►

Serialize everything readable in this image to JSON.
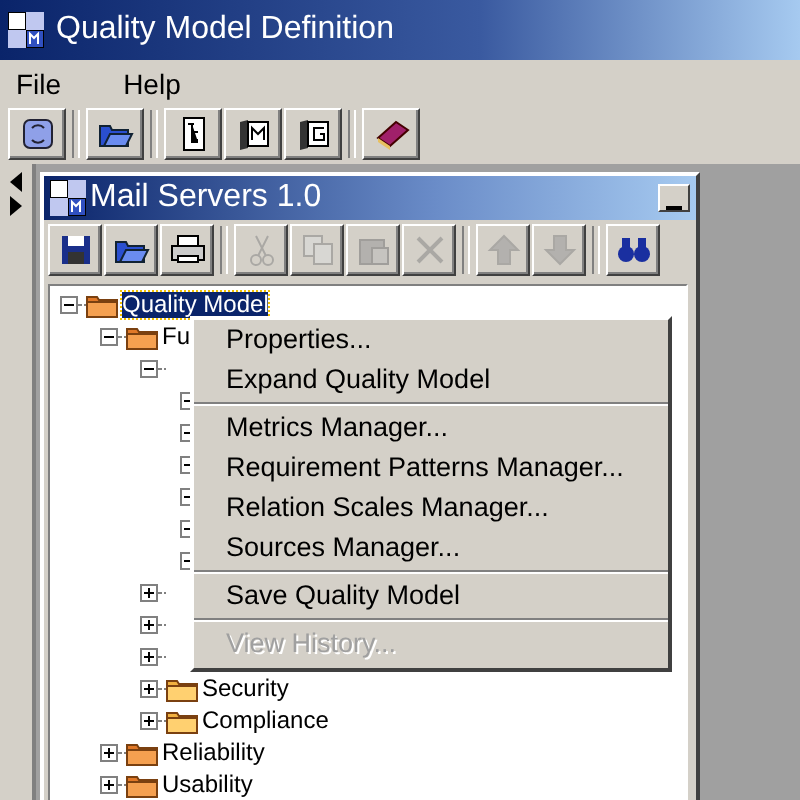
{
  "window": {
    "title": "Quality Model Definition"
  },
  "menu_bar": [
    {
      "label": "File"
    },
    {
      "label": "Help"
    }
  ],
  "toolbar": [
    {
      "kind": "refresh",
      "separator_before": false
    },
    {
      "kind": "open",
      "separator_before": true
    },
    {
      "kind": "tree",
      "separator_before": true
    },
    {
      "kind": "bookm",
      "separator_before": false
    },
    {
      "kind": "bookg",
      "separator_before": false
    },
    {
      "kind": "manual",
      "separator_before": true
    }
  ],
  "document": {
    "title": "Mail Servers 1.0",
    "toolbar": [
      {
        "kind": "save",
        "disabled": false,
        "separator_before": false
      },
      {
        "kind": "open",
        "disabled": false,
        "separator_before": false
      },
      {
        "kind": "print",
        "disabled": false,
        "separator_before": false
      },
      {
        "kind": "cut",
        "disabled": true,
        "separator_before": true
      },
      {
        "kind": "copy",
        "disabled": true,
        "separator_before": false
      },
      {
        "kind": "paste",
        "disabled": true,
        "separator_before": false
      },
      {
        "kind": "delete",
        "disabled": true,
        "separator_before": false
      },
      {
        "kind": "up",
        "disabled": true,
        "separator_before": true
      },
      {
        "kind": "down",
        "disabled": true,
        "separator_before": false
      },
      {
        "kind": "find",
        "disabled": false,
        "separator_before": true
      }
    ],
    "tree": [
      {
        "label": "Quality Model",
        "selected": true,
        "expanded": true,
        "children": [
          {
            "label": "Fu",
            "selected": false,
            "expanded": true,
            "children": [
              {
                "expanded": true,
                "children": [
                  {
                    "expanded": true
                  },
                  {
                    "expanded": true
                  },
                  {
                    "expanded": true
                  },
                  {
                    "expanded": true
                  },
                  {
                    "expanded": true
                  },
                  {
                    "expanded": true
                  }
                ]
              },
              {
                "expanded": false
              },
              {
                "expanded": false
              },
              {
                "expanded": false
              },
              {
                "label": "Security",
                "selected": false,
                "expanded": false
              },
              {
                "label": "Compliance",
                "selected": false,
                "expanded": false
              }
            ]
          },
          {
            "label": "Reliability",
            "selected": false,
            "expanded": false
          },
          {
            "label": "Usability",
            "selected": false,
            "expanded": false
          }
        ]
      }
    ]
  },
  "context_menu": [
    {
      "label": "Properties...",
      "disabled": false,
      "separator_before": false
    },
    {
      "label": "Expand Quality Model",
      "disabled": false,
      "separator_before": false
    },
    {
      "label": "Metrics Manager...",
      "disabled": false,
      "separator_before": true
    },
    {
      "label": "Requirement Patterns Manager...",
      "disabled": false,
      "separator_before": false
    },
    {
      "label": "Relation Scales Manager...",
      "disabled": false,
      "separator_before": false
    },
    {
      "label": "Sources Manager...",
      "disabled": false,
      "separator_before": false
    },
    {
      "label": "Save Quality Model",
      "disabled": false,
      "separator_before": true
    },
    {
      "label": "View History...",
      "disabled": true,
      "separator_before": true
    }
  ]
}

◄

Repeat the material above verbatim, with no pictures in the output.

## Problem solution
Serialize everything readable in this image to JSON.
{
  "window": {
    "title": "Quality Model Definition"
  },
  "menu_bar": [
    {
      "label": "File"
    },
    {
      "label": "Help"
    }
  ],
  "toolbar": [
    {
      "kind": "refresh",
      "separator_before": false
    },
    {
      "kind": "open",
      "separator_before": true
    },
    {
      "kind": "tree",
      "separator_before": true
    },
    {
      "kind": "bookm",
      "separator_before": false
    },
    {
      "kind": "bookg",
      "separator_before": false
    },
    {
      "kind": "manual",
      "separator_before": true
    }
  ],
  "document": {
    "title": "Mail Servers 1.0",
    "toolbar": [
      {
        "kind": "save",
        "disabled": false,
        "separator_before": false
      },
      {
        "kind": "open",
        "disabled": false,
        "separator_before": false
      },
      {
        "kind": "print",
        "disabled": false,
        "separator_before": false
      },
      {
        "kind": "cut",
        "disabled": true,
        "separator_before": true
      },
      {
        "kind": "copy",
        "disabled": true,
        "separator_before": false
      },
      {
        "kind": "paste",
        "disabled": true,
        "separator_before": false
      },
      {
        "kind": "delete",
        "disabled": true,
        "separator_before": false
      },
      {
        "kind": "up",
        "disabled": true,
        "separator_before": true
      },
      {
        "kind": "down",
        "disabled": true,
        "separator_before": false
      },
      {
        "kind": "find",
        "disabled": false,
        "separator_before": true
      }
    ],
    "tree": [
      {
        "label": "Quality Model",
        "selected": true,
        "expanded": true,
        "children": [
          {
            "label": "Fu",
            "selected": false,
            "expanded": true,
            "children": [
              {
                "expanded": true,
                "children": [
                  {
                    "expanded": true
                  },
                  {
                    "expanded": true
                  },
                  {
                    "expanded": true
                  },
                  {
                    "expanded": true
                  },
                  {
                    "expanded": true
                  },
                  {
                    "expanded": true
                  }
                ]
              },
              {
                "expanded": false
              },
              {
                "expanded": false
              },
              {
                "expanded": false
              },
              {
                "label": "Security",
                "selected": false,
                "expanded": false
              },
              {
                "label": "Compliance",
                "selected": false,
                "expanded": false
              }
            ]
          },
          {
            "label": "Reliability",
            "selected": false,
            "expanded": false
          },
          {
            "label": "Usability",
            "selected": false,
            "expanded": false
          }
        ]
      }
    ]
  },
  "context_menu": [
    {
      "label": "Properties...",
      "disabled": false,
      "separator_before": false
    },
    {
      "label": "Expand Quality Model",
      "disabled": false,
      "separator_before": false
    },
    {
      "label": "Metrics Manager...",
      "disabled": false,
      "separator_before": true
    },
    {
      "label": "Requirement Patterns Manager...",
      "disabled": false,
      "separator_before": false
    },
    {
      "label": "Relation Scales Manager...",
      "disabled": false,
      "separator_before": false
    },
    {
      "label": "Sources Manager...",
      "disabled": false,
      "separator_before": false
    },
    {
      "label": "Save Quality Model",
      "disabled": false,
      "separator_before": true
    },
    {
      "label": "View History...",
      "disabled": true,
      "separator_before": true
    }
  ]
}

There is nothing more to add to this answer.